(Dataset items)
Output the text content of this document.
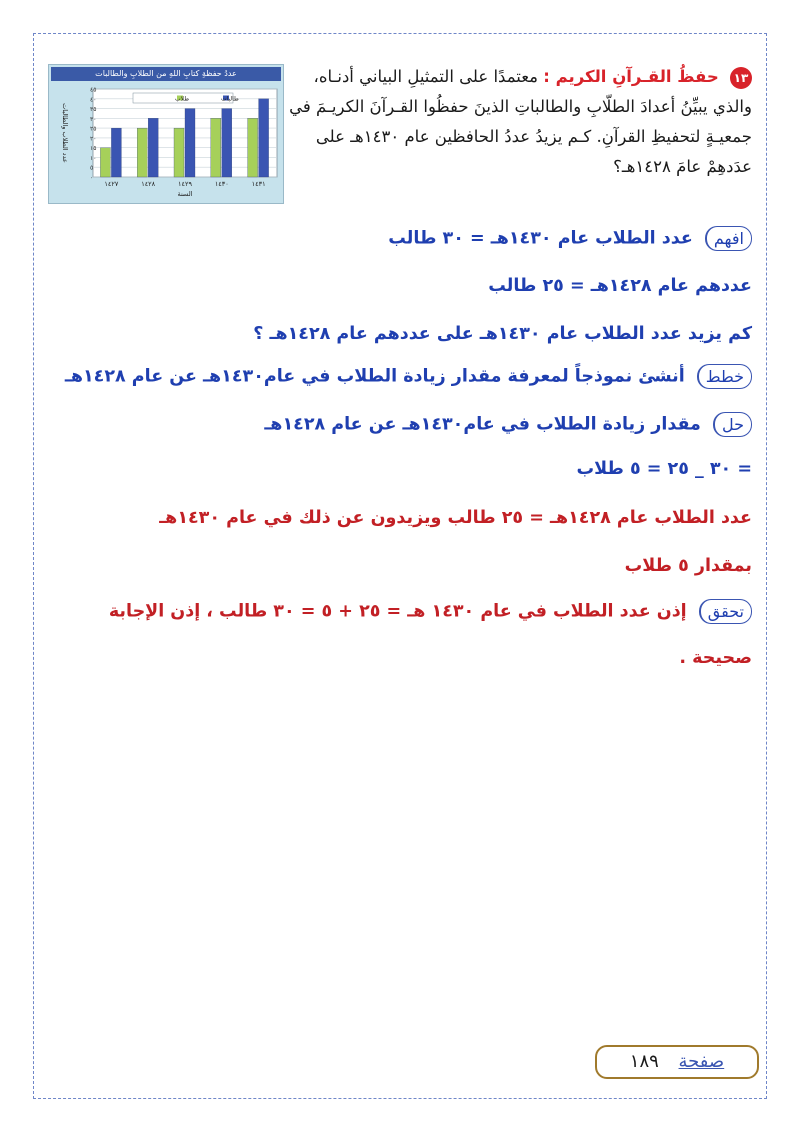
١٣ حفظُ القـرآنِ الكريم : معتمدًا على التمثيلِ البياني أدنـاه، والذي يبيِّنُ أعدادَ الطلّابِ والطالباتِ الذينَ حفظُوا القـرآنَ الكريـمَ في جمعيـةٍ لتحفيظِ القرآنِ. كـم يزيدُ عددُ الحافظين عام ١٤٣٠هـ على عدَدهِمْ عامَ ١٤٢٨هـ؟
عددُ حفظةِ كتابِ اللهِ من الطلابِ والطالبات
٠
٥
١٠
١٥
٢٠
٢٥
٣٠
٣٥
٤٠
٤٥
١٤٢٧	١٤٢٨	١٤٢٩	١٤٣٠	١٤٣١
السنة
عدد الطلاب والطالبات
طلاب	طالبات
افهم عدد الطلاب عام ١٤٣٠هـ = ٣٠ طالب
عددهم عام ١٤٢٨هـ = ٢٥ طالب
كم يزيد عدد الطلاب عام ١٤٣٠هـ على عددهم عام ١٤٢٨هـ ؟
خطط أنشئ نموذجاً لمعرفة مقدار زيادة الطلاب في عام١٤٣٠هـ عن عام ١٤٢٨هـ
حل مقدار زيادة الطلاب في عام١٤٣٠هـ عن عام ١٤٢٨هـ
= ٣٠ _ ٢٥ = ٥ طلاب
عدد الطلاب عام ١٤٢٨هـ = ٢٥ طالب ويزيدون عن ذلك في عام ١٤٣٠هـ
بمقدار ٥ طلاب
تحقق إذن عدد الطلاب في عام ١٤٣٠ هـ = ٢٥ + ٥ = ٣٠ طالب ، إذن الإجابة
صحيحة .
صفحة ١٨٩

==

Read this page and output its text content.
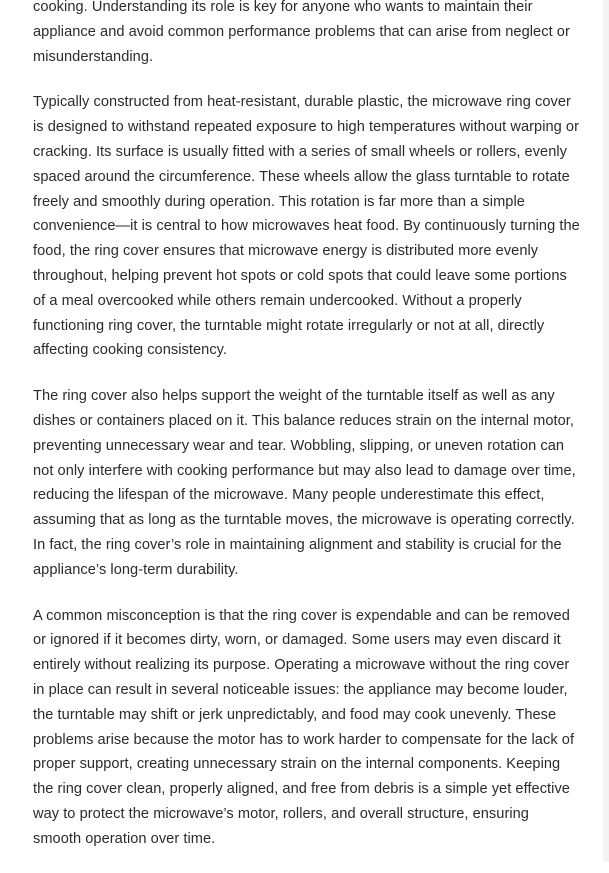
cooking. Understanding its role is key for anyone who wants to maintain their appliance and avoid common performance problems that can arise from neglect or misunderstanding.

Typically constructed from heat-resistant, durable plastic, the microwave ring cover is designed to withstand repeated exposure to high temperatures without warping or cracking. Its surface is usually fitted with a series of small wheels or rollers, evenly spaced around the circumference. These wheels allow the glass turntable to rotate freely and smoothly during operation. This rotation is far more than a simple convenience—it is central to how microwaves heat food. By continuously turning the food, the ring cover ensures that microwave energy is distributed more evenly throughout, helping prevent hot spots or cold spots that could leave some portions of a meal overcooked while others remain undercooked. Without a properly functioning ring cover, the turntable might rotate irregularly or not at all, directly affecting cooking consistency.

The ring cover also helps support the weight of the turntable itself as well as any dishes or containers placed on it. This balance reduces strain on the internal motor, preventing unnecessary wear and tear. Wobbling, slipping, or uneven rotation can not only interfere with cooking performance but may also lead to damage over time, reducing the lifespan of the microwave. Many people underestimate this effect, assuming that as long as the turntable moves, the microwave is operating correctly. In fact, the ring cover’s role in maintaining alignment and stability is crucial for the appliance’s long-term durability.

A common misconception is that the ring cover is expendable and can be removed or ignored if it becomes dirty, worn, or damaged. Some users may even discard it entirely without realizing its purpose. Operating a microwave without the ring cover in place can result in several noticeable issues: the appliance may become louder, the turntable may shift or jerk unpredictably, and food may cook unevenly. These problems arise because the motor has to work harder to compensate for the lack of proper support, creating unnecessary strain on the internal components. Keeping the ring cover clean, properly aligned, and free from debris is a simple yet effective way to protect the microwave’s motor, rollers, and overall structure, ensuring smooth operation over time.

### Brief
Write out every line of the entries that holds the word "عددهم".

### Written response
عددهم عام ١٤٢٨هـ = ٢٥ طالب
كم يزيد عدد الطلاب عام ١٤٣٠هـ على عددهم عام ١٤٢٨هـ ؟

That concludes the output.